SUPPLIED ENTRIES:
-- BEGIN --

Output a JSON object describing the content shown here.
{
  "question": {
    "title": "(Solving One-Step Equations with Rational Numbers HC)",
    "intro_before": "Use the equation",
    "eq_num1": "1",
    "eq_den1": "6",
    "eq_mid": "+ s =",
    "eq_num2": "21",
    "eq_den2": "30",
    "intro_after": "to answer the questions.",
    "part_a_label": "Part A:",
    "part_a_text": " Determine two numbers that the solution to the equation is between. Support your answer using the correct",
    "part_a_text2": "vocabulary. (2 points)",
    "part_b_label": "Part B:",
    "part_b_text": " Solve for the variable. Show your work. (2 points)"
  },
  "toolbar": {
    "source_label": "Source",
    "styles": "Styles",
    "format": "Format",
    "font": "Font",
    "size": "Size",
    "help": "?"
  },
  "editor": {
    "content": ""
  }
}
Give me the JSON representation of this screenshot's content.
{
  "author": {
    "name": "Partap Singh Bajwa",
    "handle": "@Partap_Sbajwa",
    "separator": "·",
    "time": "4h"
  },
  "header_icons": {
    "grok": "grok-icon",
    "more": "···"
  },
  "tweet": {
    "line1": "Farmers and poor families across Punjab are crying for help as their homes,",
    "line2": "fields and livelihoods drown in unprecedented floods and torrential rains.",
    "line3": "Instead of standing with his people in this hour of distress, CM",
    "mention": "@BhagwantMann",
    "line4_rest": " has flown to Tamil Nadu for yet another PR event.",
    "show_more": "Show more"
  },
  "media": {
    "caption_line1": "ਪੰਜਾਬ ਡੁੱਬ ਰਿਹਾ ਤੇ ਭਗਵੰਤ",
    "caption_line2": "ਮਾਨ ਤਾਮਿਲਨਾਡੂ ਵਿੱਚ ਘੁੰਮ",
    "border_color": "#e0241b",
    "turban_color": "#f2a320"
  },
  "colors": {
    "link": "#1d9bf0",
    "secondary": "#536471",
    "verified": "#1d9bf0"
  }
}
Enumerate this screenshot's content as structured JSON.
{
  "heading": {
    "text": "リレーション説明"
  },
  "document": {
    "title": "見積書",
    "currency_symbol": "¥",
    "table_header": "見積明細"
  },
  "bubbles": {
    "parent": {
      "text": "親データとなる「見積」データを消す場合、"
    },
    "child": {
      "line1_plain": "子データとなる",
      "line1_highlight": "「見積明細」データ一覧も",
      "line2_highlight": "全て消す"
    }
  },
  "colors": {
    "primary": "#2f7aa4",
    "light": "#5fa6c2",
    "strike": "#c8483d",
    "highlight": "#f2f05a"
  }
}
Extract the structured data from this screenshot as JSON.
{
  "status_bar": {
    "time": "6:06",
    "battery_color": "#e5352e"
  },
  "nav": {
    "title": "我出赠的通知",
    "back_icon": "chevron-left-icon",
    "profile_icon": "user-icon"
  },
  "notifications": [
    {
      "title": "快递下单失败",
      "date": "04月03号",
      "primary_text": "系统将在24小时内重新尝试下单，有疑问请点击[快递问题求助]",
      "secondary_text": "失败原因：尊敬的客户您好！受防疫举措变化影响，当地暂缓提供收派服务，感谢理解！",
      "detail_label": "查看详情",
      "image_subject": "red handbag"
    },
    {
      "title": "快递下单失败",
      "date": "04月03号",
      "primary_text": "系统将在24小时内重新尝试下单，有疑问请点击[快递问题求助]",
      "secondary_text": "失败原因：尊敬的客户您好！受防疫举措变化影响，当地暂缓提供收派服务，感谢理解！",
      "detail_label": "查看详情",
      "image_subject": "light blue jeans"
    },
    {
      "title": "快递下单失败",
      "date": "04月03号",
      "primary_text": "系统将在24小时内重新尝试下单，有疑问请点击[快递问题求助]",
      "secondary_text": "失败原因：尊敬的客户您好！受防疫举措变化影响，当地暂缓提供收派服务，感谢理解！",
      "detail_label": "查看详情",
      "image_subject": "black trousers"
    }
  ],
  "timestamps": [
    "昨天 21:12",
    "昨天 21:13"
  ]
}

-- END --

WORK REQUIRED: Starting with the line that contains "Enumerate this screenshot's", repeat each line through the last one exactly as it appears. Include both ends and nothing more.

EXERCISE ANSWER:
Enumerate this screenshot's content as structured JSON.
{
  "heading": {
    "text": "リレーション説明"
  },
  "document": {
    "title": "見積書",
    "currency_symbol": "¥",
    "table_header": "見積明細"
  },
  "bubbles": {
    "parent": {
      "text": "親データとなる「見積」データを消す場合、"
    },
    "child": {
      "line1_plain": "子データとなる",
      "line1_highlight": "「見積明細」データ一覧も",
      "line2_highlight": "全て消す"
    }
  },
  "colors": {
    "primary": "#2f7aa4",
    "light": "#5fa6c2",
    "strike": "#c8483d",
    "highlight": "#f2f05a"
  }
}
Extract the structured data from this screenshot as JSON.
{
  "status_bar": {
    "time": "6:06",
    "battery_color": "#e5352e"
  },
  "nav": {
    "title": "我出赠的通知",
    "back_icon": "chevron-left-icon",
    "profile_icon": "user-icon"
  },
  "notifications": [
    {
      "title": "快递下单失败",
      "date": "04月03号",
      "primary_text": "系统将在24小时内重新尝试下单，有疑问请点击[快递问题求助]",
      "secondary_text": "失败原因：尊敬的客户您好！受防疫举措变化影响，当地暂缓提供收派服务，感谢理解！",
      "detail_label": "查看详情",
      "image_subject": "red handbag"
    },
    {
      "title": "快递下单失败",
      "date": "04月03号",
      "primary_text": "系统将在24小时内重新尝试下单，有疑问请点击[快递问题求助]",
      "secondary_text": "失败原因：尊敬的客户您好！受防疫举措变化影响，当地暂缓提供收派服务，感谢理解！",
      "detail_label": "查看详情",
      "image_subject": "light blue jeans"
    },
    {
      "title": "快递下单失败",
      "date": "04月03号",
      "primary_text": "系统将在24小时内重新尝试下单，有疑问请点击[快递问题求助]",
      "secondary_text": "失败原因：尊敬的客户您好！受防疫举措变化影响，当地暂缓提供收派服务，感谢理解！",
      "detail_label": "查看详情",
      "image_subject": "black trousers"
    }
  ],
  "timestamps": [
    "昨天 21:12",
    "昨天 21:13"
  ]
}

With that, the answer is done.